§ Task prompt
Copy each record exactly as it reads, leaving out any pictures it holds.

§ Extracted material

• • • • •

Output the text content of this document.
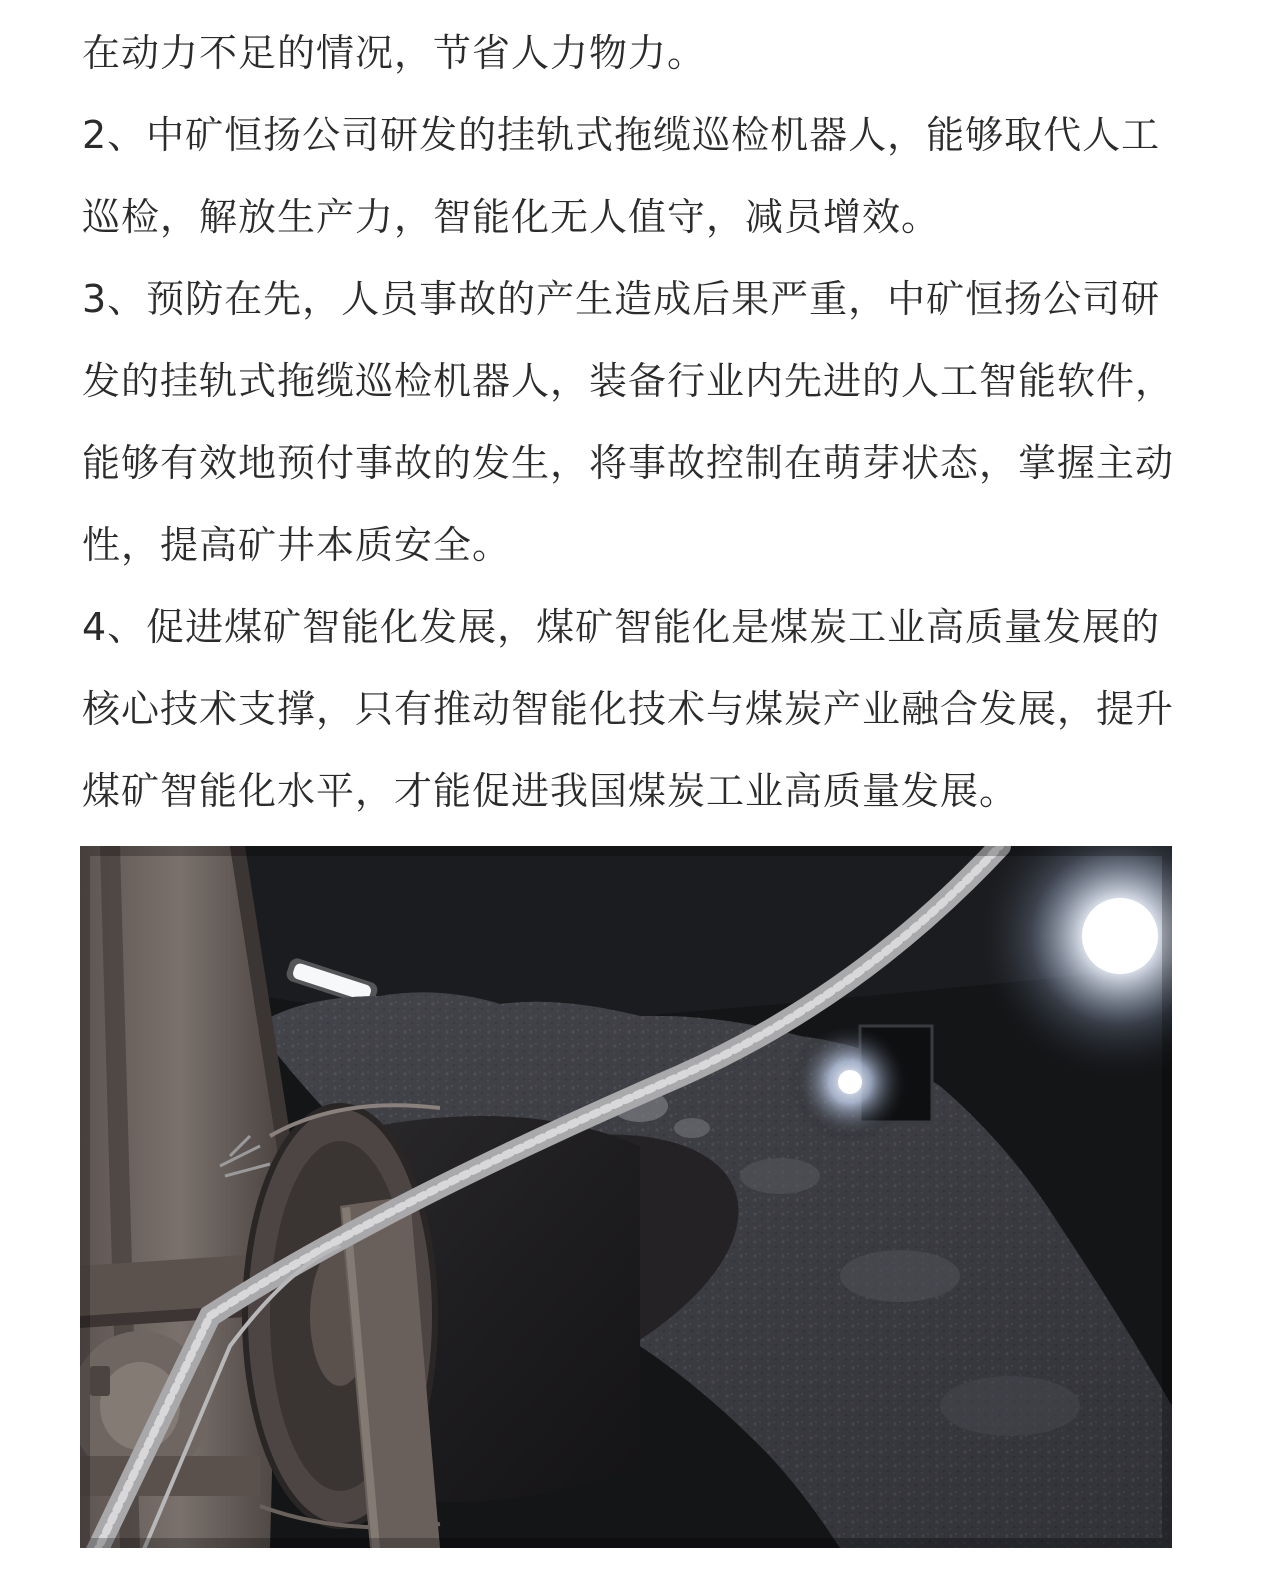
在动力不足的情况，节省人力物力。
2、中矿恒扬公司研发的挂轨式拖缆巡检机器人，能够取代人工
巡检，解放生产力，智能化无人值守，减员增效。
3、预防在先，人员事故的产生造成后果严重，中矿恒扬公司研
发的挂轨式拖缆巡检机器人，装备行业内先进的人工智能软件，
能够有效地预付事故的发生，将事故控制在萌芽状态，掌握主动
性，提高矿井本质安全。
4、促进煤矿智能化发展，煤矿智能化是煤炭工业高质量发展的
核心技术支撑，只有推动智能化技术与煤炭产业融合发展，提升
煤矿智能化水平，才能促进我国煤炭工业高质量发展。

• • • • •

§ Worked answer
Output the text content of this document.
在动力不足的情况，节省人力物力。
2、中矿恒扬公司研发的挂轨式拖缆巡检机器人，能够取代人工
巡检，解放生产力，智能化无人值守，减员增效。
3、预防在先，人员事故的产生造成后果严重，中矿恒扬公司研
发的挂轨式拖缆巡检机器人，装备行业内先进的人工智能软件，
能够有效地预付事故的发生，将事故控制在萌芽状态，掌握主动
性，提高矿井本质安全。
4、促进煤矿智能化发展，煤矿智能化是煤炭工业高质量发展的
核心技术支撑，只有推动智能化技术与煤炭产业融合发展，提升
煤矿智能化水平，才能促进我国煤炭工业高质量发展。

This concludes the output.